▸ **DATA PROVIDED**
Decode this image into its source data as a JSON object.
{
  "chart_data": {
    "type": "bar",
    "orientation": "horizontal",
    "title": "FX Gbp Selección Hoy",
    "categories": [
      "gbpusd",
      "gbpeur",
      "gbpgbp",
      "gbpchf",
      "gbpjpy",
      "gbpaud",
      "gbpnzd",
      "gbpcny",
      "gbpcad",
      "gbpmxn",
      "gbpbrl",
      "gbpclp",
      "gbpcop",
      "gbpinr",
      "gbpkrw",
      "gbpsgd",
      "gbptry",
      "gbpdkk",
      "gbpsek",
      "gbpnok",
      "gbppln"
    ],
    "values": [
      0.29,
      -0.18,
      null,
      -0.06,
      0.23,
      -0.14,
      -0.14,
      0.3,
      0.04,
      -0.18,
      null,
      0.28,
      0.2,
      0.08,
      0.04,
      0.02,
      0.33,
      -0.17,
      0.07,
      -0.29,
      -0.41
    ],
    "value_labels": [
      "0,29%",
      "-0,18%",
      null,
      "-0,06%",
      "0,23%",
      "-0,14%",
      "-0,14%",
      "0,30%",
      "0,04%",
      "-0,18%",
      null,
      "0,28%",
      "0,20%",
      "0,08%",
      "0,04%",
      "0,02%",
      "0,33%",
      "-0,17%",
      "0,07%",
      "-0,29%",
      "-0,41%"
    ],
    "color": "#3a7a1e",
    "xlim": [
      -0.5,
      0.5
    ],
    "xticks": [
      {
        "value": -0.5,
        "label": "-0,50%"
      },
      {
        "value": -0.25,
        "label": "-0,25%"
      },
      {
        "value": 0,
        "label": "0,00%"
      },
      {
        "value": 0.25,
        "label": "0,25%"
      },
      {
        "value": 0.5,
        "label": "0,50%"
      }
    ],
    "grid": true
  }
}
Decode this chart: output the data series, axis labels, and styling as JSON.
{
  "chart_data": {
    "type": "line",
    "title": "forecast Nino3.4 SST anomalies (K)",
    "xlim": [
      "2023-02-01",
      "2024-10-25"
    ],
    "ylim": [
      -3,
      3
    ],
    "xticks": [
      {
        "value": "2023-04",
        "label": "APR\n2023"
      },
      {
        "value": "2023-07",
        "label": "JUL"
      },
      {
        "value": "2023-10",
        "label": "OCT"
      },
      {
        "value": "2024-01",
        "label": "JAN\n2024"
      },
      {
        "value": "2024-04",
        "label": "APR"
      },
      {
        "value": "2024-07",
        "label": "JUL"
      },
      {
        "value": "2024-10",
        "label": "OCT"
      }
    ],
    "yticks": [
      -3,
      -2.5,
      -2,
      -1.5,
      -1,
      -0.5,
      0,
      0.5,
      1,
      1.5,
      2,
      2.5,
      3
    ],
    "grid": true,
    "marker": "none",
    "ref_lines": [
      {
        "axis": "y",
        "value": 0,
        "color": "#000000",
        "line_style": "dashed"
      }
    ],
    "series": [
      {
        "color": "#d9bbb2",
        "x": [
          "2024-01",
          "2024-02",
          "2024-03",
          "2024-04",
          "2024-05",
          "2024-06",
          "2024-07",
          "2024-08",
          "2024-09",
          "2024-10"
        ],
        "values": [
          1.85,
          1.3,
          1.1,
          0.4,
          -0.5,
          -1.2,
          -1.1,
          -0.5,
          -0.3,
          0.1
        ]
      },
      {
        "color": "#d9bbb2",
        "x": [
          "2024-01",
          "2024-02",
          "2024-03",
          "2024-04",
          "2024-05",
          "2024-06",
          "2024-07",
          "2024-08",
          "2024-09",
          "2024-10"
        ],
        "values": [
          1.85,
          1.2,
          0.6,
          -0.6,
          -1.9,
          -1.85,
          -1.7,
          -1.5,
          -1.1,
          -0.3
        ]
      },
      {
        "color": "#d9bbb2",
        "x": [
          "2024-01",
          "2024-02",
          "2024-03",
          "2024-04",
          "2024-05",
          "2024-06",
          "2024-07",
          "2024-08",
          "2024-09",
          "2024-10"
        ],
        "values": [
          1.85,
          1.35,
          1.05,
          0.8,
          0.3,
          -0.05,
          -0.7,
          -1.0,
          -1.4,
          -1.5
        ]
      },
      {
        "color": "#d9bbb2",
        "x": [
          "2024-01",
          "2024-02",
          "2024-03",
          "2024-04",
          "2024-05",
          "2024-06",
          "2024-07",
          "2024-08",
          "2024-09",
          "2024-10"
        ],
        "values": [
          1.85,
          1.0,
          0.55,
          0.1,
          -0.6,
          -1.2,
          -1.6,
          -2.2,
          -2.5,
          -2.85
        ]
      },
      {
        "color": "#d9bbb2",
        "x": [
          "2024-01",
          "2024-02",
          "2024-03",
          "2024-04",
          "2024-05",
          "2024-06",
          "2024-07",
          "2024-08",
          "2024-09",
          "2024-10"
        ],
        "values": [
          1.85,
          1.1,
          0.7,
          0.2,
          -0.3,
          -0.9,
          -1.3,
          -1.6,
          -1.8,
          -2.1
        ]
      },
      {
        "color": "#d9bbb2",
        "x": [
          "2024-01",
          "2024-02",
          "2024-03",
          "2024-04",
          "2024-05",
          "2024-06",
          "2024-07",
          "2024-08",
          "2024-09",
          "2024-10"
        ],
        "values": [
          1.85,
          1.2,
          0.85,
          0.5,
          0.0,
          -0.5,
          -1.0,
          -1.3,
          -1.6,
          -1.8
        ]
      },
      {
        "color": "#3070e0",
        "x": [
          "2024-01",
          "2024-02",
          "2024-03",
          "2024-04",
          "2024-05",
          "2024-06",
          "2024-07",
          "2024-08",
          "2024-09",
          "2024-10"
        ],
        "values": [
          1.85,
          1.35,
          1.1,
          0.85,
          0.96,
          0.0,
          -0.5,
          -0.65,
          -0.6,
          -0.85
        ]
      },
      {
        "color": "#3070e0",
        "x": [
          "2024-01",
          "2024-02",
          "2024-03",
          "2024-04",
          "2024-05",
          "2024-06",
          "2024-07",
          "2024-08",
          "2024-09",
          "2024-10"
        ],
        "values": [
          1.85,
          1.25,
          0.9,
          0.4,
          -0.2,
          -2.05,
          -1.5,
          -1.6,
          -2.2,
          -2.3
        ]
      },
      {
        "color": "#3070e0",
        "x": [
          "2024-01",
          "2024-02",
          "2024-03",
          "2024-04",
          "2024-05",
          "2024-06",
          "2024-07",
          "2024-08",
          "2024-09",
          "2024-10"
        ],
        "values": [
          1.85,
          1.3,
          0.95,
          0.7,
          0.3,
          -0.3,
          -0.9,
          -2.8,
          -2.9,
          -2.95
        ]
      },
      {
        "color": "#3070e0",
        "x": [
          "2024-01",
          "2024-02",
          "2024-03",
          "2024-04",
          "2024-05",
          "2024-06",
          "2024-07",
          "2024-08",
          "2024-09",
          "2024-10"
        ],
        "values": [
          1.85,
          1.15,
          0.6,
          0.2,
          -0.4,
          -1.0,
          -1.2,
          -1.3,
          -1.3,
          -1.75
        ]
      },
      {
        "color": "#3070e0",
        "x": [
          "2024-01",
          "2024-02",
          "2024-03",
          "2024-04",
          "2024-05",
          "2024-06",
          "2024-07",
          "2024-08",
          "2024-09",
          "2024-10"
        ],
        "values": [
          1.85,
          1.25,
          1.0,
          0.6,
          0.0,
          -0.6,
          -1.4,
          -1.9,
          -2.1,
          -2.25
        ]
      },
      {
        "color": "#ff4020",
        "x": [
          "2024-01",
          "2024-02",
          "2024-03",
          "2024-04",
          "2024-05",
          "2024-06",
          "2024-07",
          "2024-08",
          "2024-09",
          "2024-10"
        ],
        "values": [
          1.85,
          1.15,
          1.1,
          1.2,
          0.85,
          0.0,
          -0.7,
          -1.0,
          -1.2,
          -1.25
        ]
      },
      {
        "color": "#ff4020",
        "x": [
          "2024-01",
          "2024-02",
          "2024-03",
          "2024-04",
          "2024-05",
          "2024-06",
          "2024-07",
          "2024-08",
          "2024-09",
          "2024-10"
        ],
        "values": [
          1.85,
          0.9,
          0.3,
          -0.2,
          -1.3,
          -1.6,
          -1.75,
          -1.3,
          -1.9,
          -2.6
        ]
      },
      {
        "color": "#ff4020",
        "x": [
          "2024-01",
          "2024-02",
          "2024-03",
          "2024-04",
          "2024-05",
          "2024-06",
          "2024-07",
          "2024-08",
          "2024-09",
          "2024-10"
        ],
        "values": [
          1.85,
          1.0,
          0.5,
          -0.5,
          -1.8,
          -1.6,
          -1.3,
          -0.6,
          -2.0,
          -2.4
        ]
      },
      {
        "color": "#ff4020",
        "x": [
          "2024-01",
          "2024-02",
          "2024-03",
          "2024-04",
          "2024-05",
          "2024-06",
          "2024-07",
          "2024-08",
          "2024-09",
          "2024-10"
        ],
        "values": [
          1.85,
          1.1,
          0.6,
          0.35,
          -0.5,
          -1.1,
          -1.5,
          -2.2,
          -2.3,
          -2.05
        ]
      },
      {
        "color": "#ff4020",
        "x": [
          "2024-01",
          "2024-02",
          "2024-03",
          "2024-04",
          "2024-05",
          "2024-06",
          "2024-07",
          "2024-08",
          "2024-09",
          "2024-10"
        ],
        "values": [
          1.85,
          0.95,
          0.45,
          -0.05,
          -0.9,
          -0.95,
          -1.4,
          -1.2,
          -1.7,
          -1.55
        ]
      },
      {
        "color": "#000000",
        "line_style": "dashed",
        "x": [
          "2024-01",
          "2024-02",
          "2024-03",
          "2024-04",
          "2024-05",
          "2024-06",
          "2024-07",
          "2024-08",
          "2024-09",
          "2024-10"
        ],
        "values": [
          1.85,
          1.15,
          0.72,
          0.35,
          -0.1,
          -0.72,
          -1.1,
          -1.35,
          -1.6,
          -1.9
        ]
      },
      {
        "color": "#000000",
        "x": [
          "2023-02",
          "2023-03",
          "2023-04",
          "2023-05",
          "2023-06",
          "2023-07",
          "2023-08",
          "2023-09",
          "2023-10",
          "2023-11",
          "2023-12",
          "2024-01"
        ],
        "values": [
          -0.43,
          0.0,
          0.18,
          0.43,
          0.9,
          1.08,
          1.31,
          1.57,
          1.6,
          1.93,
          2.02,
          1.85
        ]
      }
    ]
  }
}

▸ **INSTRUCTION**
Pick each line holding the word "series" out of the listing.

▸ **SOLUTION TO THE PROBLEM**
Decode this chart: output the data series, axis labels, and styling as JSON.
    "series": [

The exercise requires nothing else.